WORK ITEM: The text about the Haitian earthquake below names three things that the human urge to find explanations can lead to. List them.

━━━━━ TEXT UNDER STUDY

The last was spoken by Bishop Éric Toussaint as he stood by the heavily damaged cathedral in Port-au-Prince, where the Roman Catholic archbishop was killed. Woods appreciates why BishopToussaint would speak such ambivalent thoughts but he doesn’t buy them.
This response is entirely understandable, uttered in a ruined landscape beyond the experience of most of us, and a likely source of pastoral comfort to the bishop’s desperate flock. But that should not obscure the fact that it is little more than a piece of helpless mystification, a contradictory cry of optimistic despair.
“A contradictory cry of optimistic despair”? The judgment sounds harsh but it may not be far from the truth. As Woods says, none of us can truly appreciate what it is like to experience something as catastrophic as the Haitian earthquake and then trying to regain our equilibrium in a homeland shattered almost beyond recognition. Would we be surprised to find that many/most survivors are in some state of shock? As is becoming increasingly well known, PTSD is not simply an experience of veterans but can afflict anyone who has gone through a traumatic event. Inevitably people’s feelings, thoughts, and perceptions are distorted and jumbled as they try to comprehend the incomprehensible.
For most of human history, there was no explanation for natural disasters like earthquakes, hurricanes or outbreaks of plague other than, “God/the gods did this.” Today it’s different. Regarding earthquakes, we all know about fault lines and plate tectonics. Indeed, seismologists had told the Haitian government a short while ago that a major earthquake there was a highly likely in the near future. They even told them about how strong it would be and they were right on the money. Time and Haiti’s poverty prevented anything really useful being done with this information.
Telling Haitian victims now about plate tectonics wouldn’t be cold-hearted as much as it would be irrelevant. At times of trauma and loss, literal explanations may be of some help but what we really need is to somehow integrate such events into our life story. Hence the most typical response at such times is, Why me?
There is growing scientific evidence that humans are hard-wired to look for explanations for our experiences. It sounds obvious but it isn’t really. Indeed it’s one of the things that sets us apart from other animals and is one of our primary survival skills. Formulating explanations helps us predict events and behaviors and plan responses. For better or for worse, though, we can’t seem to turn it off. We look for—and find—explanations for lots of things that may have no explanations or very simple ones. It’s what leads to superstitions (an athlete’s lucky t-shirt—he always wins with it), scapegoating (“It’s all the Jews fault”), and yes, sometimes to God (“God has done this”).

━━━━━━━━━━
━━━━━ DATA FOR REVIEW

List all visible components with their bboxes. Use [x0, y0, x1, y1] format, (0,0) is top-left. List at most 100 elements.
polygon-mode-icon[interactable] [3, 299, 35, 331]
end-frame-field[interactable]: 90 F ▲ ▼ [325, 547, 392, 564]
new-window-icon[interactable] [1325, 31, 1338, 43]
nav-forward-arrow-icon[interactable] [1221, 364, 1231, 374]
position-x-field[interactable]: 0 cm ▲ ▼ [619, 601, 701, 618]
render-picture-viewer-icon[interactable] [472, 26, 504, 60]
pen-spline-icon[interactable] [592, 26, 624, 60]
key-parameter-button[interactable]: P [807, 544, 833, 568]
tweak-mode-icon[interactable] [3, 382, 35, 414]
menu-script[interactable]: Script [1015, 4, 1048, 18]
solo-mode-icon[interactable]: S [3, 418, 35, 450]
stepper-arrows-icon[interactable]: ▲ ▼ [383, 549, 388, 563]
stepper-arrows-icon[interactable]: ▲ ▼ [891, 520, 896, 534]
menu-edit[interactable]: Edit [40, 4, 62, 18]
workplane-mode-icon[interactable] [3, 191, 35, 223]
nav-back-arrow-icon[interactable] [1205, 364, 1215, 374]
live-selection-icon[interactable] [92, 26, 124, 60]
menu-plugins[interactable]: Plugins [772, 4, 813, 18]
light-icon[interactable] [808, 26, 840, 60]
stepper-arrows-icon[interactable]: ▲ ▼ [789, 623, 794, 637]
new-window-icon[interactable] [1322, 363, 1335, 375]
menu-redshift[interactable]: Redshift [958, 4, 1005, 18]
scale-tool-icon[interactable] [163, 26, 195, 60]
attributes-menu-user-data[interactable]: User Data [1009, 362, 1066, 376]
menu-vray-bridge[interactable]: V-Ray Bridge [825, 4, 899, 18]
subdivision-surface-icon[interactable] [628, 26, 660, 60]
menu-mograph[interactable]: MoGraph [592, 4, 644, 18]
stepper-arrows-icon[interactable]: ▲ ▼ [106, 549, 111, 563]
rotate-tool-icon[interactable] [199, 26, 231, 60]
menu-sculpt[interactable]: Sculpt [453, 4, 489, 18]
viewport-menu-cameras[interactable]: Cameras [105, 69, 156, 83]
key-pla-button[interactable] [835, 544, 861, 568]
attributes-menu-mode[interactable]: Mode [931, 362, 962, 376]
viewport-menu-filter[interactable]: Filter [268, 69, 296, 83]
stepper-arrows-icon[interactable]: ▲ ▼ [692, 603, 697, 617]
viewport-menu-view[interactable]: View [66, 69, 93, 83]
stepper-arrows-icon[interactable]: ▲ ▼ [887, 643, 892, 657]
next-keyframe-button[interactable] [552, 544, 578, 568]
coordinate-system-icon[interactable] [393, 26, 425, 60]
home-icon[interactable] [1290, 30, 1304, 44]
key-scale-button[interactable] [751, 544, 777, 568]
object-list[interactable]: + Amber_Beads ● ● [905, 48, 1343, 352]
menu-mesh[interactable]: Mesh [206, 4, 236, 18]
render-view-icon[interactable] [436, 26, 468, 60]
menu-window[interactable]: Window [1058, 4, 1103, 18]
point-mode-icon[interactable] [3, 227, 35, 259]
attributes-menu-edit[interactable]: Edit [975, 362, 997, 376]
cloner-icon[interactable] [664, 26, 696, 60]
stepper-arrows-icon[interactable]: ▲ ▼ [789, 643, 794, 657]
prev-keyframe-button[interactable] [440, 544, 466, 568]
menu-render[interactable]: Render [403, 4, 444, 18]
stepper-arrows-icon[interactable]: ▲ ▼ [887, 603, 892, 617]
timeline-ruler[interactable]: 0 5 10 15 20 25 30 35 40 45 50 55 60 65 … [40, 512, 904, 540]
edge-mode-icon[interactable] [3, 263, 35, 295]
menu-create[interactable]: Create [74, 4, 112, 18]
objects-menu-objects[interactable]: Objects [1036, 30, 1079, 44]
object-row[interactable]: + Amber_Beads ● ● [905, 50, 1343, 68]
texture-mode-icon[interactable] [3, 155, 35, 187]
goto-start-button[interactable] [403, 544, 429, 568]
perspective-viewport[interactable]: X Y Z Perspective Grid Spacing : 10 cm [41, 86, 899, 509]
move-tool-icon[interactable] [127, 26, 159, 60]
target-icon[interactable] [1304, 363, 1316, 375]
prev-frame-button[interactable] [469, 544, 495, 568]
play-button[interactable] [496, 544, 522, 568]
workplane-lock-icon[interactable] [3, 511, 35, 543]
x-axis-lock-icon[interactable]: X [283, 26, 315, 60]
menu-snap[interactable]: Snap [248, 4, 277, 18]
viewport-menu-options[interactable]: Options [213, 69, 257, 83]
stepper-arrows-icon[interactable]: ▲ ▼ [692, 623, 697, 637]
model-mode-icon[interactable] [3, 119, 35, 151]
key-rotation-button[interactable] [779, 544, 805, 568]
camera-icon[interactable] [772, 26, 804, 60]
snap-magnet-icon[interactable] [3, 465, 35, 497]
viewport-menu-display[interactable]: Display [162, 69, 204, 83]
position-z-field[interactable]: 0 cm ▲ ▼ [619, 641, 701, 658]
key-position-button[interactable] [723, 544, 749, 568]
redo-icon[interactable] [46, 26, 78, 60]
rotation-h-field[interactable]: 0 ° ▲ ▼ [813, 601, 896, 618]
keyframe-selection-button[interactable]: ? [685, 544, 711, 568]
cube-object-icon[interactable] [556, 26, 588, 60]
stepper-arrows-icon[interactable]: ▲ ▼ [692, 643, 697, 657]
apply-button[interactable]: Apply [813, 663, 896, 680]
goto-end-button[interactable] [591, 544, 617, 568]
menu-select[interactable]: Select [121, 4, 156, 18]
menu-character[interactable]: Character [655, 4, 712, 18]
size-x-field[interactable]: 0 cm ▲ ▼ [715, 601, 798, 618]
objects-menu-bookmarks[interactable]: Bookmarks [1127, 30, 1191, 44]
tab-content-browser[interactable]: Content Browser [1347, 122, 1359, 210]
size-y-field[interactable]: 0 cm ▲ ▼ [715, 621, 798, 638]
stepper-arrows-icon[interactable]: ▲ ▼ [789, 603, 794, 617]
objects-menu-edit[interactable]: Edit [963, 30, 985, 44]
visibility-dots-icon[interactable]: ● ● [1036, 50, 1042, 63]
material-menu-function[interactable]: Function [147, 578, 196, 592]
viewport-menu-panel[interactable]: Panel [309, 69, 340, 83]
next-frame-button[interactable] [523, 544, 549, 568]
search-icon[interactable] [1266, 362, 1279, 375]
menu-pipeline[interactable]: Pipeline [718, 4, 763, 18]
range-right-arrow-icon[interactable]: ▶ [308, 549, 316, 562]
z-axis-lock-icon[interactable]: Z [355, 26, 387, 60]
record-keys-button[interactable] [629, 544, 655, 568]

━━━━━━━━━━

RESULT:
- Superstitions
- Scapegoating
- God